* _Extracted data_:
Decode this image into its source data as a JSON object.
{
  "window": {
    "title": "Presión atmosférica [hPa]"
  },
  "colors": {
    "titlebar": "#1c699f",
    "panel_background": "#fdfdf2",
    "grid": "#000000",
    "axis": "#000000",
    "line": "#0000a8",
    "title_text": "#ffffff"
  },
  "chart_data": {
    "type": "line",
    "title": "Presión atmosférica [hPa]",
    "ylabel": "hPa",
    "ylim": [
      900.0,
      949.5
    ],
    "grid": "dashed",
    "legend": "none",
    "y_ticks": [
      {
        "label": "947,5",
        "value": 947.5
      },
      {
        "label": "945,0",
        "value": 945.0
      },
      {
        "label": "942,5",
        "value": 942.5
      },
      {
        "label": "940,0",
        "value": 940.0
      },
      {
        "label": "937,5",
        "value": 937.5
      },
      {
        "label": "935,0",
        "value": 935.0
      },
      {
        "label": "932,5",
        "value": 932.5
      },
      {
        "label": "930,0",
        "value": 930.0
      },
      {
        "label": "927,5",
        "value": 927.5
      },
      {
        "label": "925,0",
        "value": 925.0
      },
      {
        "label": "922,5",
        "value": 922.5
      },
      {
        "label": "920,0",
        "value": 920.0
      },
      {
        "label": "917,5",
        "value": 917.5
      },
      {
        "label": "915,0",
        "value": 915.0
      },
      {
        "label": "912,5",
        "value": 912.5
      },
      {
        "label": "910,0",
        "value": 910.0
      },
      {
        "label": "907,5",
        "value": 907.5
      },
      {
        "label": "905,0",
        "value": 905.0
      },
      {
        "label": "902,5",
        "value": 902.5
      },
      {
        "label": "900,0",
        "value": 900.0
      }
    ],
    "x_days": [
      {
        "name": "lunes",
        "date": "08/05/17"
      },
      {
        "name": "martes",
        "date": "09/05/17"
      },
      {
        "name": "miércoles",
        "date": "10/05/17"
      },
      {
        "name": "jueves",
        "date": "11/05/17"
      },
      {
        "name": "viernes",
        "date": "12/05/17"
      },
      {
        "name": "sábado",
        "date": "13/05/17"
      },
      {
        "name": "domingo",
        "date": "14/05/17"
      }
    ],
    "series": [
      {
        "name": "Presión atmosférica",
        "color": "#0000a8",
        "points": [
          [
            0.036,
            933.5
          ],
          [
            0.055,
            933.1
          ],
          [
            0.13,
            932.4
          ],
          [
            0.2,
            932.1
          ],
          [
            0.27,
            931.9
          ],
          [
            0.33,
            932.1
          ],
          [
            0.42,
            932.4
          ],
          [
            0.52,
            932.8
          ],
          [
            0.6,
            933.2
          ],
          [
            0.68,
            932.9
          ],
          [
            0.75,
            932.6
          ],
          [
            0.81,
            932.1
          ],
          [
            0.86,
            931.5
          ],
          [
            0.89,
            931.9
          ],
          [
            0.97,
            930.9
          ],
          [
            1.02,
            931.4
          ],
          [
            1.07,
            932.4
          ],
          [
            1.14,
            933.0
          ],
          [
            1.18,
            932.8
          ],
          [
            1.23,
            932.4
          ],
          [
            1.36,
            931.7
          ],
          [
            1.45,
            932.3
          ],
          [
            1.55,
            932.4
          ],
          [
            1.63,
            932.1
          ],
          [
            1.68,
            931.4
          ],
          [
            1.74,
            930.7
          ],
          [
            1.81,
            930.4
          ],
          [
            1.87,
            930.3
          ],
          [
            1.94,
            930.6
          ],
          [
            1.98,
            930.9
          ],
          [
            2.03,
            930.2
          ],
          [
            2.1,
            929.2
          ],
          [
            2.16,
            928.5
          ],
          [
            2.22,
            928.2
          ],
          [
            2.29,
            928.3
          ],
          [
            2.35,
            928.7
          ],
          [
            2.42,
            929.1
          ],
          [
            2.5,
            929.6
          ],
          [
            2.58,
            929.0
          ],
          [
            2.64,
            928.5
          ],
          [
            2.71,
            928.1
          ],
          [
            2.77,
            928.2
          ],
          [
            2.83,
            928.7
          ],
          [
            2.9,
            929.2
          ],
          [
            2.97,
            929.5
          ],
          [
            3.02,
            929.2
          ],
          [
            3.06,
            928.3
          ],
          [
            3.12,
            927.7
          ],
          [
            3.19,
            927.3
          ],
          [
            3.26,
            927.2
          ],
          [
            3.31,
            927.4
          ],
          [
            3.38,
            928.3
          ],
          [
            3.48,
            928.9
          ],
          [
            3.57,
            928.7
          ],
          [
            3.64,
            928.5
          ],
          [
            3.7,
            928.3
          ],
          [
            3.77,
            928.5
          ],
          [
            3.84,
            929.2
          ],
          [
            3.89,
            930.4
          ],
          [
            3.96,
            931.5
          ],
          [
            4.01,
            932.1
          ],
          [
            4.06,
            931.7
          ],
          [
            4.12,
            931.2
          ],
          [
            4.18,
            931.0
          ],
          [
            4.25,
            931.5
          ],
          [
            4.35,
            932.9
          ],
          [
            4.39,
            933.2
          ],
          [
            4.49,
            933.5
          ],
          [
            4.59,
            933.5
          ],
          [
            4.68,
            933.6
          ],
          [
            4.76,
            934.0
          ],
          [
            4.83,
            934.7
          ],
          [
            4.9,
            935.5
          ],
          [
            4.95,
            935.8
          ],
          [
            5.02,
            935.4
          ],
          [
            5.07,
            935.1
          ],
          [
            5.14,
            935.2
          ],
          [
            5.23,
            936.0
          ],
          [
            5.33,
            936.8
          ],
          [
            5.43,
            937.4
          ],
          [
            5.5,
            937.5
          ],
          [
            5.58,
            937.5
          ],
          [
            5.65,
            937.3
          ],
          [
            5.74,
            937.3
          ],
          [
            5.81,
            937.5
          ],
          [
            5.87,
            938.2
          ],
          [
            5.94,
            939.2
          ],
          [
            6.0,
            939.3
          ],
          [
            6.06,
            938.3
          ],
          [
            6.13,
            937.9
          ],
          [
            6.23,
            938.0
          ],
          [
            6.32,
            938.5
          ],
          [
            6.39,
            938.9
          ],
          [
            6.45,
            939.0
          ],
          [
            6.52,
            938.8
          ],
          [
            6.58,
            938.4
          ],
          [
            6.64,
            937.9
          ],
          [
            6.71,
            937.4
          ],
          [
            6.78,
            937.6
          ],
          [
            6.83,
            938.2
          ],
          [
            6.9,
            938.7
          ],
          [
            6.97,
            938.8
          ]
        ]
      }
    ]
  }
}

* _Problem to solve_:
Copy out every line of the data that includes the word "atmosférica".

* _Solution for this exercise_:
    "title": "Presión atmosférica [hPa]"
    "title": "Presión atmosférica [hPa]",
        "name": "Presión atmosférica",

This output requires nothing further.